It was organized, if a bit chaotic at first — the first part of Spartan Service Week at West Hall High School on Monday.

More than 900 students rotated through the cafeteria and packed 50,608 meals, Shenley Rountree, the coordinator for the week, said.

“Everything got packaged,” Rountree said.

The students formed groups of 12 and set up assembly lines to pack the meal of macaroni and cheese, mixed with some soy and cheese sauce with vitamins.

Rountree said 40,608 of the meals will go to Georgia Mountain Food Bank in Gainesville. The other 10,000 will go to Meals of Hope in Florida.

A group of about 20 student council members arrived at 6:30 a.m. to help set up and be trained on the process. They became the trainers for the groups of students. Each group included more than 300 students.

Rountree said the service initiative is an ambitious plan and the goal is to have every student get to participate in multiple activities.

__What you will do__:
1/ Answer these from the Spartan Service Week article:
(a) How many meals did the students pack?
(b) How many meals will go to Meals of Hope in Florida?
(c) At what time did the student council members arrive?
2/ Retype the Spartan Service Week article from "The students formed" up to and including "sauce with vitamins.".
3/ Does each statement agree with the Spartan Service Week article? Answer yes or no and quote the words that decide it.
(a) The students packed meals in groups of 12.
(b) All of the meals will go to Georgia Mountain Food Bank.
(c) About 50 student council members came early to set up.
The material after this point is separate from the Spartan Service Week article.

__Recorded information__:
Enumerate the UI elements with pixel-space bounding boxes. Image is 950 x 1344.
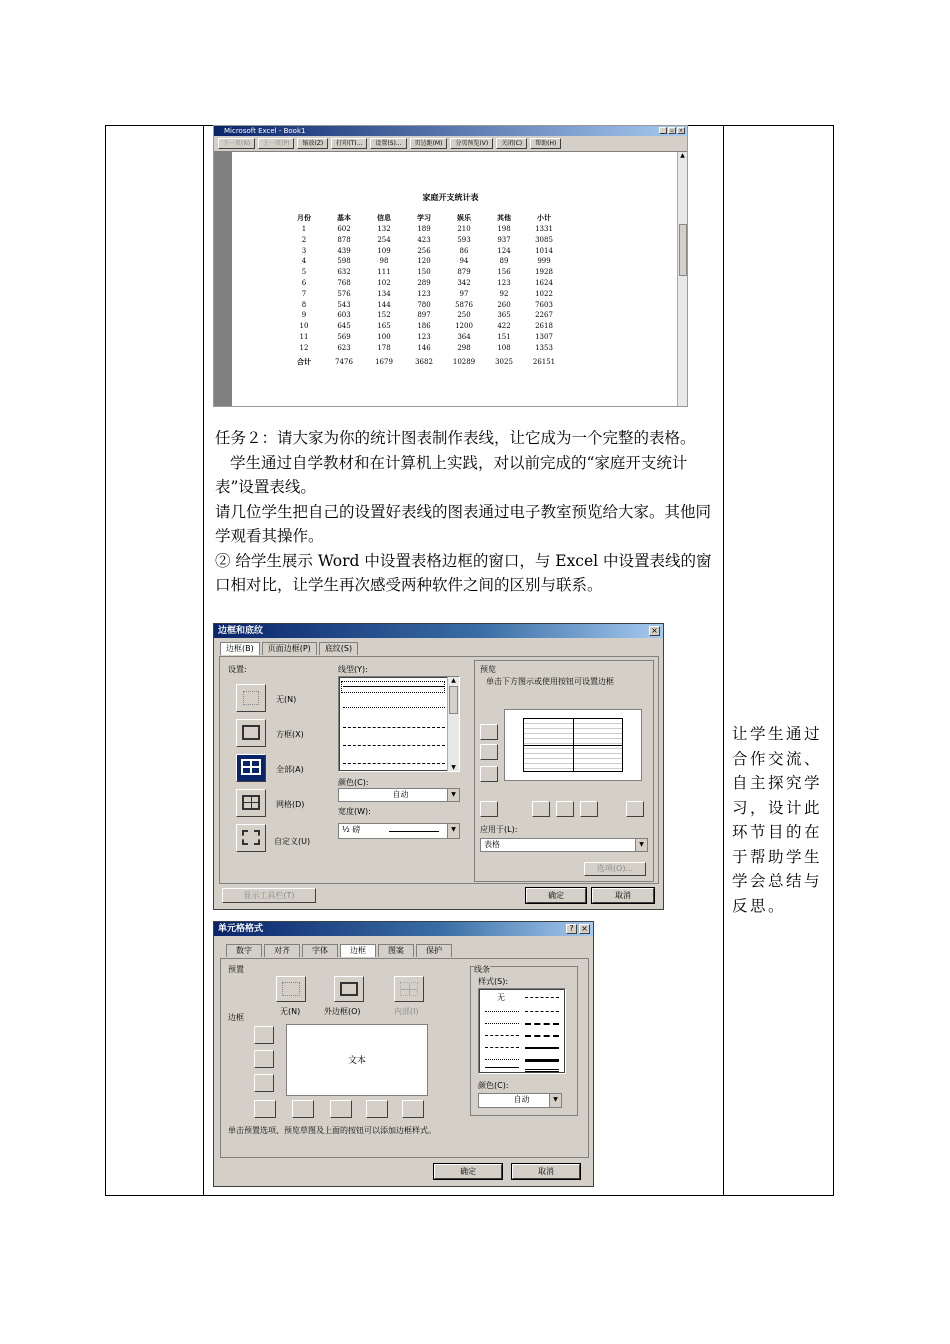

__Solution list__:
1/
(a) 50,608
(b) 10,000
(c) 6:30 a.m.

2/
The students formed groups of 12 and set up assembly lines to pack the meal of macaroni and cheese, mixed with some soy and cheese sauce with vitamins.

3/
(a) Yes: "The students formed groups of 12"
(b) No: "The other 10,000 will go to Meals of Hope in Florida."
(c) No: "A group of about 20 student council members arrived at 6:30 a.m."